_WHAT YOU WILL DO_.
The records below must be written out exactly, with every picture left behind.

_RECORDS FOR THIS EXERCISE_.
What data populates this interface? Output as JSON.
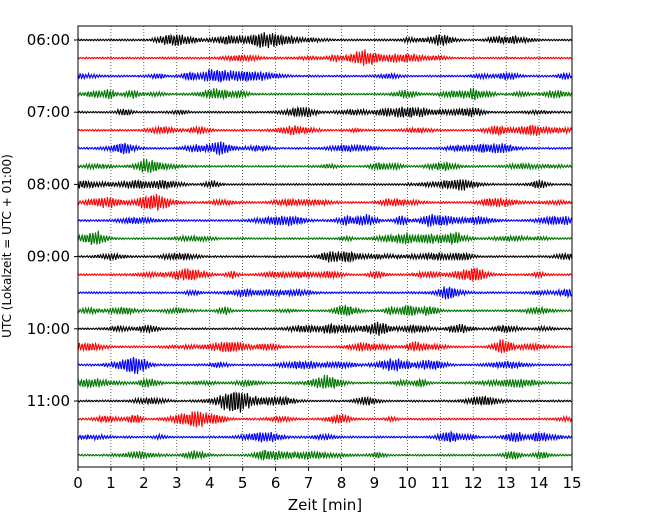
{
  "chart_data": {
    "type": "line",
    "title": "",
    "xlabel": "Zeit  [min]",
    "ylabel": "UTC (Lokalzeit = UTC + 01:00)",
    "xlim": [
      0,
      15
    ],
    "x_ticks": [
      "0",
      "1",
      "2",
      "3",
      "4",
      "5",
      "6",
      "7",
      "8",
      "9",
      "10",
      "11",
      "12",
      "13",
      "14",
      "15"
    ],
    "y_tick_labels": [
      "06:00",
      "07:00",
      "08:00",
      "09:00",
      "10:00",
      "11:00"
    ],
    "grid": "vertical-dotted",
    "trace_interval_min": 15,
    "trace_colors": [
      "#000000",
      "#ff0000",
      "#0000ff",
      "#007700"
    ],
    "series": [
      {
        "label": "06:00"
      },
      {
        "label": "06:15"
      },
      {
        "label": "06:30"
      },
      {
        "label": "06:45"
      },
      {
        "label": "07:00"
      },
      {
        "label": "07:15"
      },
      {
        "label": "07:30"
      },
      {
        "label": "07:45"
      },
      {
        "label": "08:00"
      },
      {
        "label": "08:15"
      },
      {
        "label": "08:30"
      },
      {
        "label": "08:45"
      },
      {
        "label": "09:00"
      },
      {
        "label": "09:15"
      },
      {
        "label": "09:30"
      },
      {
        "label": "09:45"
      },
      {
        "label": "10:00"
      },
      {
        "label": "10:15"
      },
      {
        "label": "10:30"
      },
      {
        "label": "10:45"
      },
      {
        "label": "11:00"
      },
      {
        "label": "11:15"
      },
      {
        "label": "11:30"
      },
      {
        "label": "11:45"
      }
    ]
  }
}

_RESULT OF THIS TASK_.
What data populates this interface? Output as JSON.
{
  "chart_data": {
    "type": "line",
    "title": "",
    "xlabel": "Zeit  [min]",
    "ylabel": "UTC (Lokalzeit = UTC + 01:00)",
    "xlim": [
      0,
      15
    ],
    "x_ticks": [
      "0",
      "1",
      "2",
      "3",
      "4",
      "5",
      "6",
      "7",
      "8",
      "9",
      "10",
      "11",
      "12",
      "13",
      "14",
      "15"
    ],
    "y_tick_labels": [
      "06:00",
      "07:00",
      "08:00",
      "09:00",
      "10:00",
      "11:00"
    ],
    "grid": "vertical-dotted",
    "trace_interval_min": 15,
    "trace_colors": [
      "#000000",
      "#ff0000",
      "#0000ff",
      "#007700"
    ],
    "series": [
      {
        "label": "06:00"
      },
      {
        "label": "06:15"
      },
      {
        "label": "06:30"
      },
      {
        "label": "06:45"
      },
      {
        "label": "07:00"
      },
      {
        "label": "07:15"
      },
      {
        "label": "07:30"
      },
      {
        "label": "07:45"
      },
      {
        "label": "08:00"
      },
      {
        "label": "08:15"
      },
      {
        "label": "08:30"
      },
      {
        "label": "08:45"
      },
      {
        "label": "09:00"
      },
      {
        "label": "09:15"
      },
      {
        "label": "09:30"
      },
      {
        "label": "09:45"
      },
      {
        "label": "10:00"
      },
      {
        "label": "10:15"
      },
      {
        "label": "10:30"
      },
      {
        "label": "10:45"
      },
      {
        "label": "11:00"
      },
      {
        "label": "11:15"
      },
      {
        "label": "11:30"
      },
      {
        "label": "11:45"
      }
    ]
  }
}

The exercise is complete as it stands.